**SET PROBLEM**
Report all lines from the entries below in which "color" appears.

**LISTING**
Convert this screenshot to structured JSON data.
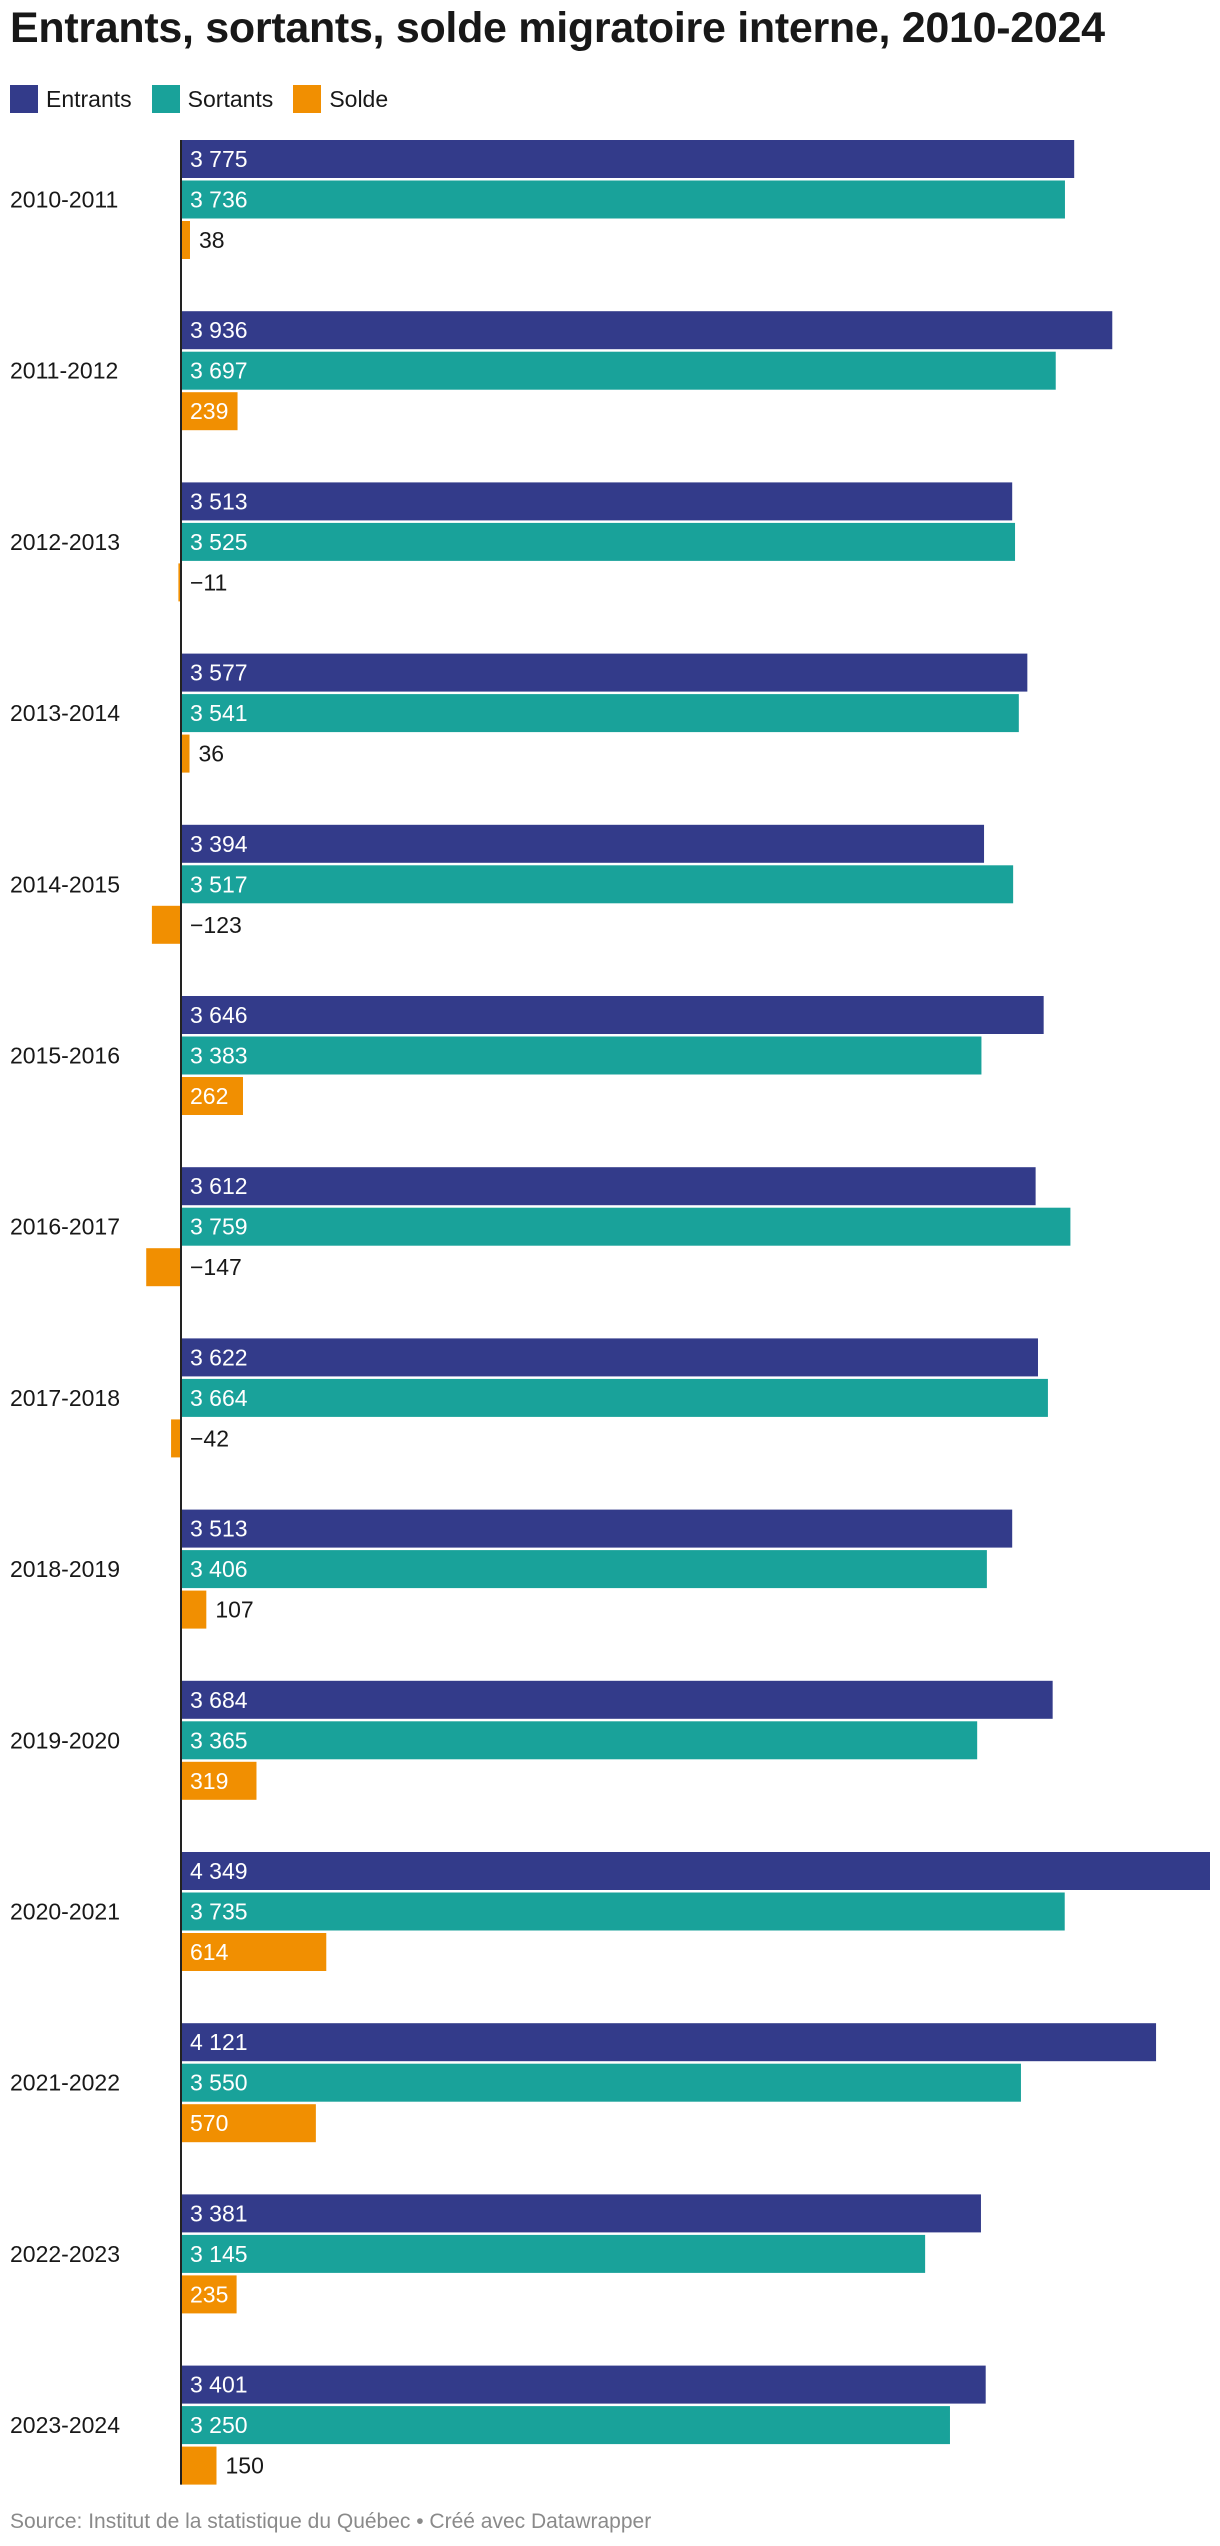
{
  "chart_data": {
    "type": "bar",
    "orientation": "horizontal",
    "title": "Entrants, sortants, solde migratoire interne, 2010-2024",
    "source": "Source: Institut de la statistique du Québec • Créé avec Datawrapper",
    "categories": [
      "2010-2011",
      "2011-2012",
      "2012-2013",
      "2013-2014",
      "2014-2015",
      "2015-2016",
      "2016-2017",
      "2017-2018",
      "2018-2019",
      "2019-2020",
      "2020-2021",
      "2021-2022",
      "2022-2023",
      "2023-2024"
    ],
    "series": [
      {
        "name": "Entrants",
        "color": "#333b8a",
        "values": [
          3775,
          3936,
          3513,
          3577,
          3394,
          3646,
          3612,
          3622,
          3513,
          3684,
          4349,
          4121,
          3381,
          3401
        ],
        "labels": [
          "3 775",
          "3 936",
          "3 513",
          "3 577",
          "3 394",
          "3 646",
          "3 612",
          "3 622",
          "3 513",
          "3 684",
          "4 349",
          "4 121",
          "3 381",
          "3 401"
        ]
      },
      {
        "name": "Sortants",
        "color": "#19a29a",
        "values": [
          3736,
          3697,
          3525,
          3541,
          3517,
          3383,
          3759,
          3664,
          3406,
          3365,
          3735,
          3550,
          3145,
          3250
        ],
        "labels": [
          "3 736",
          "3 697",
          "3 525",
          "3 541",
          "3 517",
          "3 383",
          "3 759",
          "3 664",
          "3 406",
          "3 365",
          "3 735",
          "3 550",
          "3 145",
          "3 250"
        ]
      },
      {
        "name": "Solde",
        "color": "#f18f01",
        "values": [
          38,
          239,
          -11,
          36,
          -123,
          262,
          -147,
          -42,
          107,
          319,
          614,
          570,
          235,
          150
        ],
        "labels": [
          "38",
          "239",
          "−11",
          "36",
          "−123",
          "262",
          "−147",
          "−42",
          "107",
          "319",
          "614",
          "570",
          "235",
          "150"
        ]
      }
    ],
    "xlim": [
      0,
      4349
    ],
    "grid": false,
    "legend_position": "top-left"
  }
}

**ANSWER TO THIS TASK**
        "color": "#333b8a",
        "color": "#19a29a",
        "color": "#f18f01",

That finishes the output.